### PROBLEM STATEMENT
Update the entries from the line with "awv-cbar-tick: −60 [1748, 631, 1784, 651]" up to and including the line with "blue-dotted-line-icon [121, 956, 165, 966]", replacing "pres-tick" with "pressure-tick" and leaving everything else unchanged. Return only those lines.

· · ·

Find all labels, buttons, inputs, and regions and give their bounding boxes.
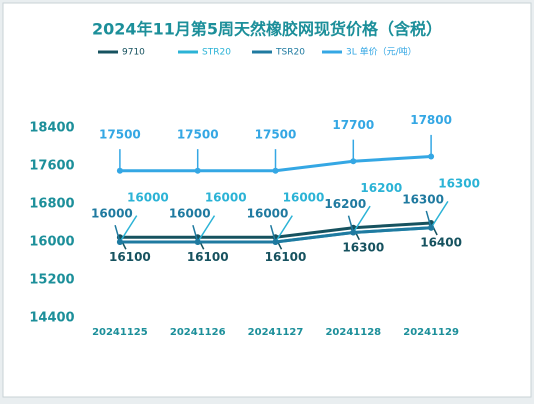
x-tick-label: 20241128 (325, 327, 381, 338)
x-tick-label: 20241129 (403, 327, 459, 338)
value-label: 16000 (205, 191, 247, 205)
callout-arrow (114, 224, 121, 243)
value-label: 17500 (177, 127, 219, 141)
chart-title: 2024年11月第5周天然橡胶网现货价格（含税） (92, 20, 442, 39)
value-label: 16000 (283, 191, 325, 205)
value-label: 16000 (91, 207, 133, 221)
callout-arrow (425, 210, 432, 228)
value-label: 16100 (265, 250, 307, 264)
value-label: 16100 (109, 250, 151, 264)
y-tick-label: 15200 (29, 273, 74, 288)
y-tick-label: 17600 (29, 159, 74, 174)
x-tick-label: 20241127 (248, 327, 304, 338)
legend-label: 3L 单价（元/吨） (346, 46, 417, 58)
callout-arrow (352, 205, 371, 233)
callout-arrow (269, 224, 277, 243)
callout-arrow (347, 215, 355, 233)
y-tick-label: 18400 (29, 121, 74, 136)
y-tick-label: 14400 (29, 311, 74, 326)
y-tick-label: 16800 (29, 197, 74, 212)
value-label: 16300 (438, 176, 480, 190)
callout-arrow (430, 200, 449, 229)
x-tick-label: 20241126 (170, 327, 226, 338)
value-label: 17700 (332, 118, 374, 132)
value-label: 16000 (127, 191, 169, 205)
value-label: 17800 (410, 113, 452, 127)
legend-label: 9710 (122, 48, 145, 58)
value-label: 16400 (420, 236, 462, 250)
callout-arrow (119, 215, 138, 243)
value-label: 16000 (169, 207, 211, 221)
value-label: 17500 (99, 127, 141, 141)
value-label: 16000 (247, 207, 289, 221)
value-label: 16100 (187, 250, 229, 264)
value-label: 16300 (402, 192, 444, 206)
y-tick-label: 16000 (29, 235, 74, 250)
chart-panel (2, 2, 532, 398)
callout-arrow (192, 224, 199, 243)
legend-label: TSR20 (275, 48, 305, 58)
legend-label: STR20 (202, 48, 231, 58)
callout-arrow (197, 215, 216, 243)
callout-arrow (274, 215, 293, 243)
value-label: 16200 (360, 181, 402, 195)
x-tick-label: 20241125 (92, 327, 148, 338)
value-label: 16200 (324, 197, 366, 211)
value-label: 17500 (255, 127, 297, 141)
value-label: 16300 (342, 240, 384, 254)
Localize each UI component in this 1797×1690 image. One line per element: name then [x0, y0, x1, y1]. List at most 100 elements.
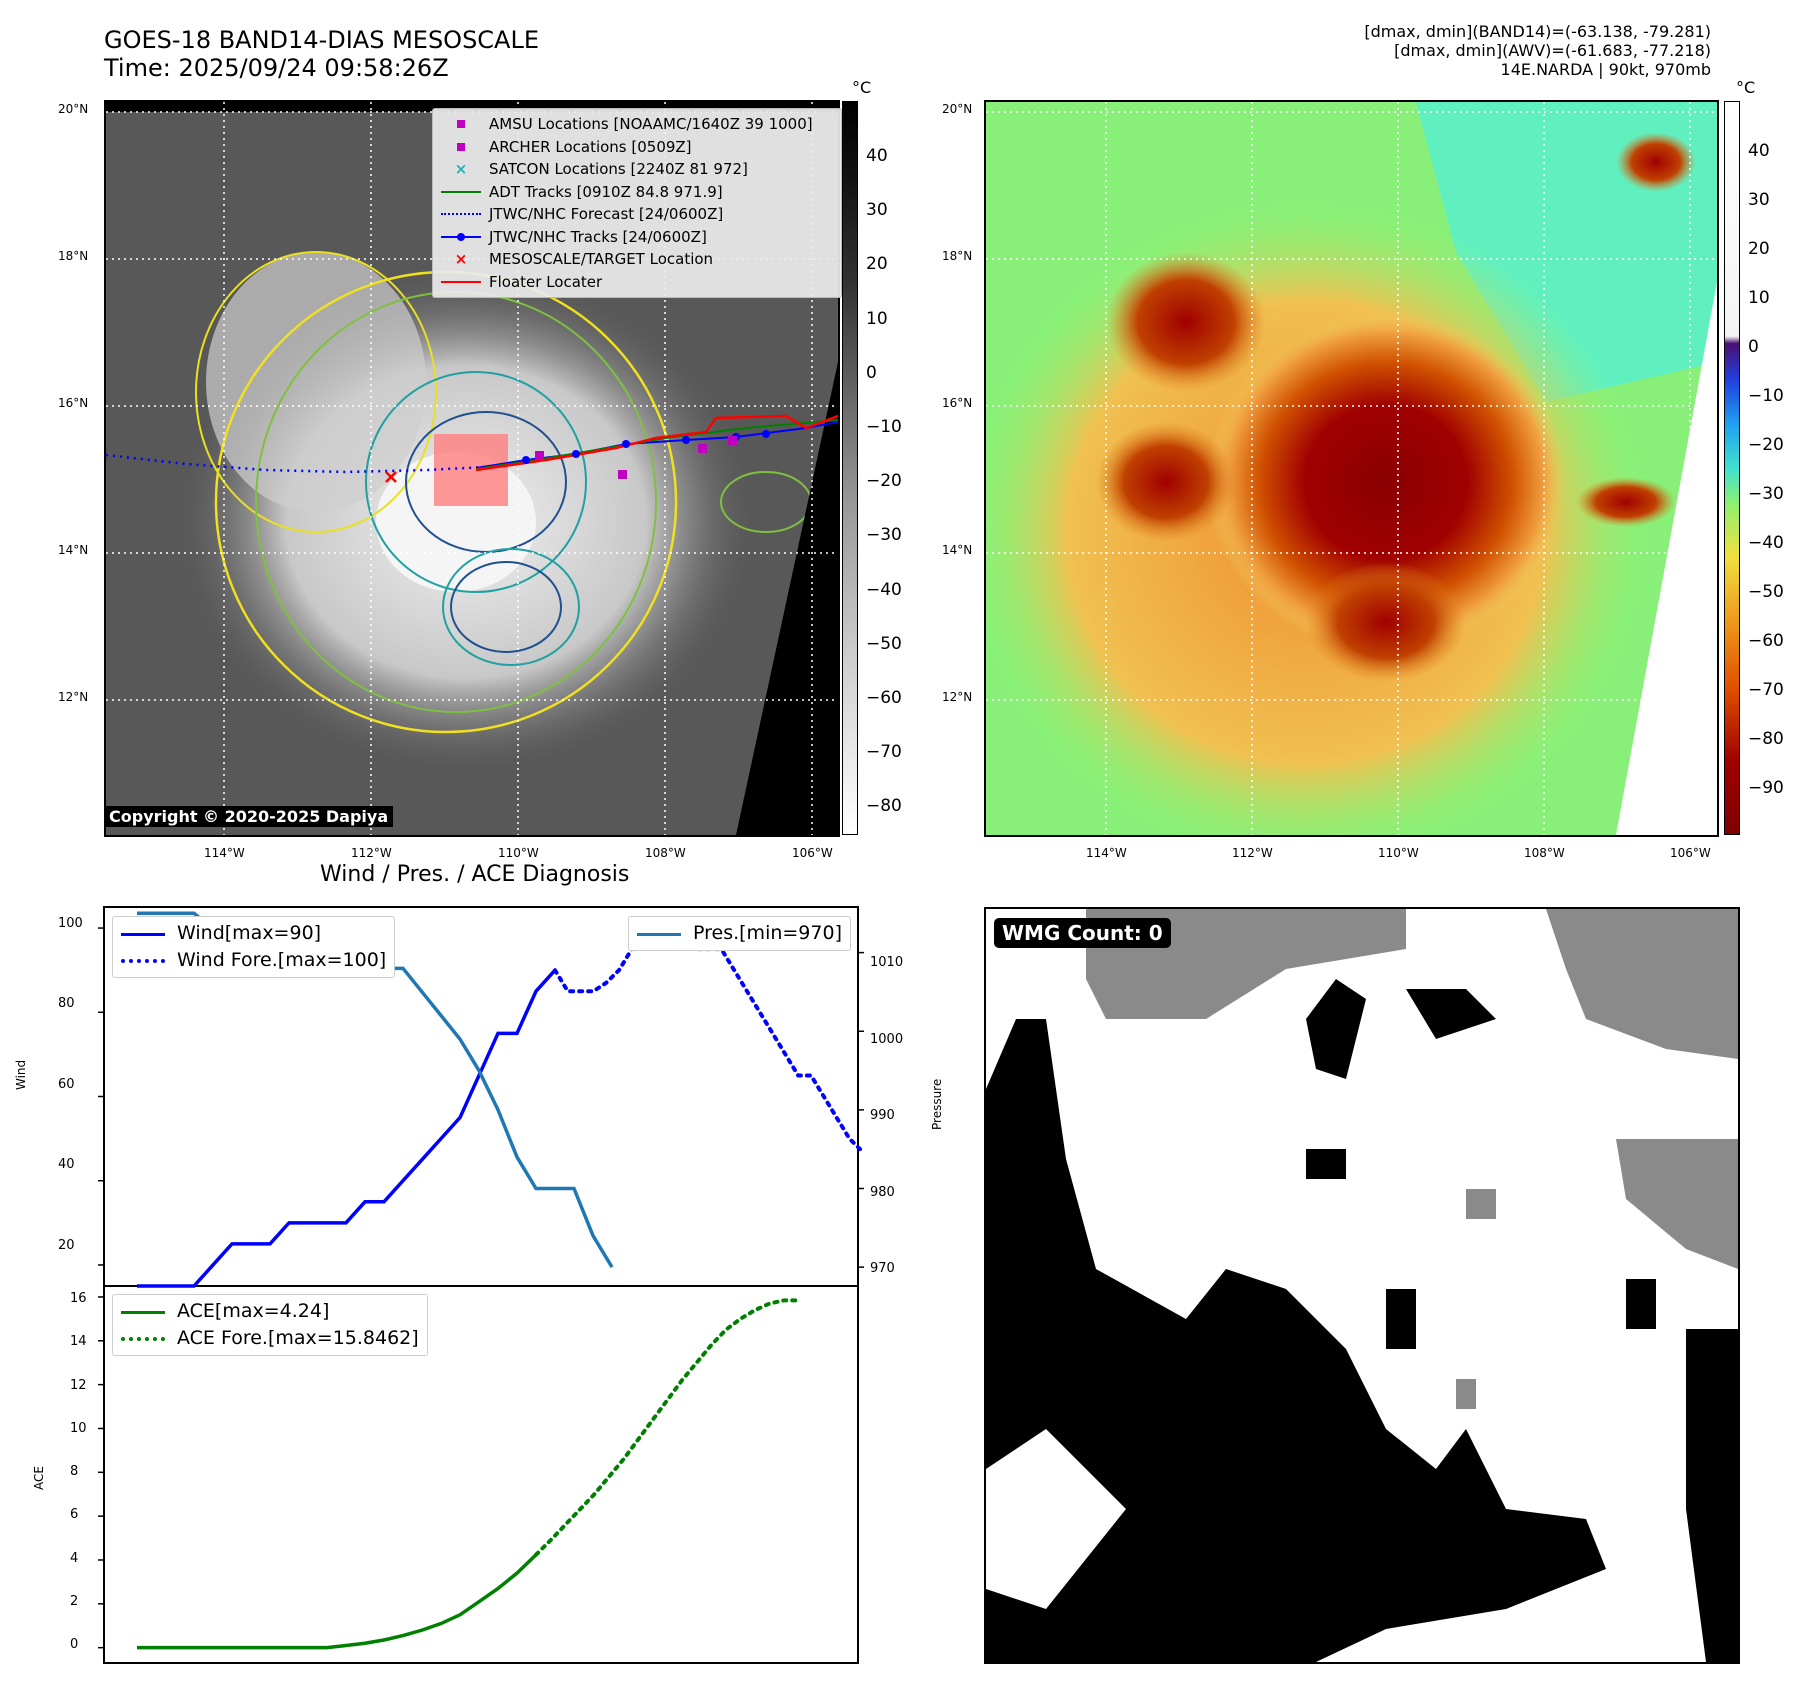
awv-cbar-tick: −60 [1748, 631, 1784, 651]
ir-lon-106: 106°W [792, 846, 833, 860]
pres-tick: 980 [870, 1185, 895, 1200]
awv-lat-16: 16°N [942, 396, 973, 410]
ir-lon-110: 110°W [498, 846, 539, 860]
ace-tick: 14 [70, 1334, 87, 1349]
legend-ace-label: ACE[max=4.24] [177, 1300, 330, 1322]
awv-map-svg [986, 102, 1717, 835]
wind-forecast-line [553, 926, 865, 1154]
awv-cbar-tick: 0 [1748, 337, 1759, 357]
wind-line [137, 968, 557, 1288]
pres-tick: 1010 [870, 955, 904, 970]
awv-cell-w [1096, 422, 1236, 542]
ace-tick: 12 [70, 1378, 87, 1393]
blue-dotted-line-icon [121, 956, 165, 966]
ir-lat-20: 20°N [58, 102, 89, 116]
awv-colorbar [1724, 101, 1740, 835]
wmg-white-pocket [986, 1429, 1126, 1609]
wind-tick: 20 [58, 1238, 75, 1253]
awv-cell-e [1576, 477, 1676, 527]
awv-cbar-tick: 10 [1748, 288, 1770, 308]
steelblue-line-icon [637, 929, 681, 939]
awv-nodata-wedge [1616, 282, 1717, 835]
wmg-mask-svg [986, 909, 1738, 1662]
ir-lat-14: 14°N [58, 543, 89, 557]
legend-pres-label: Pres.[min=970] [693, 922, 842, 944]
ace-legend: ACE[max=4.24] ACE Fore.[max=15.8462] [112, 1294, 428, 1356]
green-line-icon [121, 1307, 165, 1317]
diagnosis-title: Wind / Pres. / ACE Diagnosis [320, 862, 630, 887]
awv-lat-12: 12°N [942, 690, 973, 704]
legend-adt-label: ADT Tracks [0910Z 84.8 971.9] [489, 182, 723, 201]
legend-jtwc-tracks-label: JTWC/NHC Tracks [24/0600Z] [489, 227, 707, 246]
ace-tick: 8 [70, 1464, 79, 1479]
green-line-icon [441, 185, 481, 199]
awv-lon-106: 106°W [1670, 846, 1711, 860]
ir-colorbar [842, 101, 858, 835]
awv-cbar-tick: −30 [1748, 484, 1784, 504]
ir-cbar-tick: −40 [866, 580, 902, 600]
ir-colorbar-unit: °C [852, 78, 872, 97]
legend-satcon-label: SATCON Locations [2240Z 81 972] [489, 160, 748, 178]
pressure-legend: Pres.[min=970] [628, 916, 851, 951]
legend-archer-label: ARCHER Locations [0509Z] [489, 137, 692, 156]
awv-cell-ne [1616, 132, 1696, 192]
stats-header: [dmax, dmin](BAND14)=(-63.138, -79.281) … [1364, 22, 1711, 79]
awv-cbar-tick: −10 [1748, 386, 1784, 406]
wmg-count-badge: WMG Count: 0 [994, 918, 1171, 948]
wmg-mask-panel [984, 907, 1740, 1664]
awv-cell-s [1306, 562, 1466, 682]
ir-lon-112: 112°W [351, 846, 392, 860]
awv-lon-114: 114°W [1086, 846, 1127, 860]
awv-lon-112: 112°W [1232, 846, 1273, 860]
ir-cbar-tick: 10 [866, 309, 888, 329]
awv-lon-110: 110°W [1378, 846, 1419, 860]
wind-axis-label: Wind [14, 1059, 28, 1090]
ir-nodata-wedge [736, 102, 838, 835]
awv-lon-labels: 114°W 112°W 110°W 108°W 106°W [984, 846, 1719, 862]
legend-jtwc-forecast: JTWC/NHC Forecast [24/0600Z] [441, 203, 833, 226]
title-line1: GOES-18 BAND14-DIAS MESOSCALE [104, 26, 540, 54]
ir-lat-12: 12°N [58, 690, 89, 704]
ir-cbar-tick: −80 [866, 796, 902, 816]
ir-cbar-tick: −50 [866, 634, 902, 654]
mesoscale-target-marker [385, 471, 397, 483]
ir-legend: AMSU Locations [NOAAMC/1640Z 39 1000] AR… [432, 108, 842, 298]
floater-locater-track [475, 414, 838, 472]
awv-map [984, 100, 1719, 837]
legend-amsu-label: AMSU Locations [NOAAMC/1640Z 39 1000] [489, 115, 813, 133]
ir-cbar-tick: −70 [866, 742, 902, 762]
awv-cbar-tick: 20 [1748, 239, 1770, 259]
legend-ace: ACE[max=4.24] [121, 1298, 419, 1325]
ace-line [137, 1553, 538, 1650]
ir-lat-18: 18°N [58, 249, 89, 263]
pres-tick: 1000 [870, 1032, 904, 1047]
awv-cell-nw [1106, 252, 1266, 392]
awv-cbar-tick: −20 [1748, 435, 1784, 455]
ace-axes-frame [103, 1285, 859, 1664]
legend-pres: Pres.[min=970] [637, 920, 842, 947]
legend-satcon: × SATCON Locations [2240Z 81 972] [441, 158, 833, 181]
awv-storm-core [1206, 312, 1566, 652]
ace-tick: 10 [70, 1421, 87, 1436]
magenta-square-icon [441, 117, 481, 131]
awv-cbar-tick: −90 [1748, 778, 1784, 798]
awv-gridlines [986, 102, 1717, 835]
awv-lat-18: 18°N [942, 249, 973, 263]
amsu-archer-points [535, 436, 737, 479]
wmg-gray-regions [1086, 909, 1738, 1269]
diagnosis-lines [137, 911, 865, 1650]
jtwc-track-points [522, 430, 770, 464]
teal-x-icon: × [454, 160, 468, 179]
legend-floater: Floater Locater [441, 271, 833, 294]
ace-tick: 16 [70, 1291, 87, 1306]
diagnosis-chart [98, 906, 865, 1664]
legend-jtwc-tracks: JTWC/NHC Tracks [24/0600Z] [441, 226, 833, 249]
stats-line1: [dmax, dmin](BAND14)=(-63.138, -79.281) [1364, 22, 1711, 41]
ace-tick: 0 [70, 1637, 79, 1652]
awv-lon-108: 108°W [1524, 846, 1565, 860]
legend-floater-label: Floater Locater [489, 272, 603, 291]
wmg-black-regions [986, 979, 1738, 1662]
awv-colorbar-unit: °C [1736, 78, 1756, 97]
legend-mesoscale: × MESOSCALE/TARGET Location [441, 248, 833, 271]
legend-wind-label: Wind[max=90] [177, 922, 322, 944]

· · ·

### SOLUTION FOR THIS TASK
awv-cbar-tick: −60 [1748, 631, 1784, 651]
ir-lon-106: 106°W [792, 846, 833, 860]
pressure-tick: 980 [870, 1185, 895, 1200]
awv-lat-16: 16°N [942, 396, 973, 410]
ir-lon-110: 110°W [498, 846, 539, 860]
ace-tick: 14 [70, 1334, 87, 1349]
legend-ace-label: ACE[max=4.24] [177, 1300, 330, 1322]
awv-map-svg [986, 102, 1717, 835]
wind-forecast-line [553, 926, 865, 1154]
awv-cbar-tick: 0 [1748, 337, 1759, 357]
wind-line [137, 968, 557, 1288]
pressure-tick: 1010 [870, 955, 904, 970]
awv-cell-w [1096, 422, 1236, 542]
ace-tick: 12 [70, 1378, 87, 1393]
blue-dotted-line-icon [121, 956, 165, 966]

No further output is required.